Requirement:
Read the data and repeat it in full, exactly.

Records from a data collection
--------------------

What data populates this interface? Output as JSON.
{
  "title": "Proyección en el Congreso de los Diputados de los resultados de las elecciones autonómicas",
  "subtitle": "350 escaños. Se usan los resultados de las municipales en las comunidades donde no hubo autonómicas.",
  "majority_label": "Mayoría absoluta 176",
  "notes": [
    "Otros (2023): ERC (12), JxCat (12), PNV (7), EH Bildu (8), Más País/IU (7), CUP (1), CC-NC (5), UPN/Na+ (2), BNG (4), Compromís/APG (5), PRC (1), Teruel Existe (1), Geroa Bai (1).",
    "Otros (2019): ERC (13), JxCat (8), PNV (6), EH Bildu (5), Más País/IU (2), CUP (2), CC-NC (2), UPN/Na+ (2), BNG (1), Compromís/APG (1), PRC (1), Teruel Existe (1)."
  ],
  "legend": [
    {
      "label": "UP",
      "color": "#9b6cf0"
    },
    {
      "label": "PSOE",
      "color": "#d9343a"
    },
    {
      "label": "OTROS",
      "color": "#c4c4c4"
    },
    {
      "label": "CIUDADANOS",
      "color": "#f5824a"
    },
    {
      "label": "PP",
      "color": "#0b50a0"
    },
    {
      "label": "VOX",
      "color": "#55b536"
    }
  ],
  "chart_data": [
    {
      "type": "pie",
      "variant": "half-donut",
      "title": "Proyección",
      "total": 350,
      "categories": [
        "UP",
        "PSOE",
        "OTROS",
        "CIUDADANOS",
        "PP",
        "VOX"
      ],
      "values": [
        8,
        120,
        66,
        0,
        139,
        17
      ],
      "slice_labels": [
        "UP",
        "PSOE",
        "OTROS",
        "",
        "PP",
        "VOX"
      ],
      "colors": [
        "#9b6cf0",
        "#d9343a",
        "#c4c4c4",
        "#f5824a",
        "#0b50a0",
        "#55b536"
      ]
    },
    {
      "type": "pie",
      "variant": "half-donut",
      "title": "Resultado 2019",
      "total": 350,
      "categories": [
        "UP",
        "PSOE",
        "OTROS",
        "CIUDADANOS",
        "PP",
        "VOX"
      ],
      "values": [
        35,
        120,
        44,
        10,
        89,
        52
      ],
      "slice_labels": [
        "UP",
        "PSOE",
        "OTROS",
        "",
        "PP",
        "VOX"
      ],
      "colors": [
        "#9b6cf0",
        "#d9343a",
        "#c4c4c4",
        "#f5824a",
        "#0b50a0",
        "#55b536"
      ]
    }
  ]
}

--------------------

Response:
What data populates this interface? Output as JSON.
{
  "title": "Proyección en el Congreso de los Diputados de los resultados de las elecciones autonómicas",
  "subtitle": "350 escaños. Se usan los resultados de las municipales en las comunidades donde no hubo autonómicas.",
  "majority_label": "Mayoría absoluta 176",
  "notes": [
    "Otros (2023): ERC (12), JxCat (12), PNV (7), EH Bildu (8), Más País/IU (7), CUP (1), CC-NC (5), UPN/Na+ (2), BNG (4), Compromís/APG (5), PRC (1), Teruel Existe (1), Geroa Bai (1).",
    "Otros (2019): ERC (13), JxCat (8), PNV (6), EH Bildu (5), Más País/IU (2), CUP (2), CC-NC (2), UPN/Na+ (2), BNG (1), Compromís/APG (1), PRC (1), Teruel Existe (1)."
  ],
  "legend": [
    {
      "label": "UP",
      "color": "#9b6cf0"
    },
    {
      "label": "PSOE",
      "color": "#d9343a"
    },
    {
      "label": "OTROS",
      "color": "#c4c4c4"
    },
    {
      "label": "CIUDADANOS",
      "color": "#f5824a"
    },
    {
      "label": "PP",
      "color": "#0b50a0"
    },
    {
      "label": "VOX",
      "color": "#55b536"
    }
  ],
  "chart_data": [
    {
      "type": "pie",
      "variant": "half-donut",
      "title": "Proyección",
      "total": 350,
      "categories": [
        "UP",
        "PSOE",
        "OTROS",
        "CIUDADANOS",
        "PP",
        "VOX"
      ],
      "values": [
        8,
        120,
        66,
        0,
        139,
        17
      ],
      "slice_labels": [
        "UP",
        "PSOE",
        "OTROS",
        "",
        "PP",
        "VOX"
      ],
      "colors": [
        "#9b6cf0",
        "#d9343a",
        "#c4c4c4",
        "#f5824a",
        "#0b50a0",
        "#55b536"
      ]
    },
    {
      "type": "pie",
      "variant": "half-donut",
      "title": "Resultado 2019",
      "total": 350,
      "categories": [
        "UP",
        "PSOE",
        "OTROS",
        "CIUDADANOS",
        "PP",
        "VOX"
      ],
      "values": [
        35,
        120,
        44,
        10,
        89,
        52
      ],
      "slice_labels": [
        "UP",
        "PSOE",
        "OTROS",
        "",
        "PP",
        "VOX"
      ],
      "colors": [
        "#9b6cf0",
        "#d9343a",
        "#c4c4c4",
        "#f5824a",
        "#0b50a0",
        "#55b536"
      ]
    }
  ]
}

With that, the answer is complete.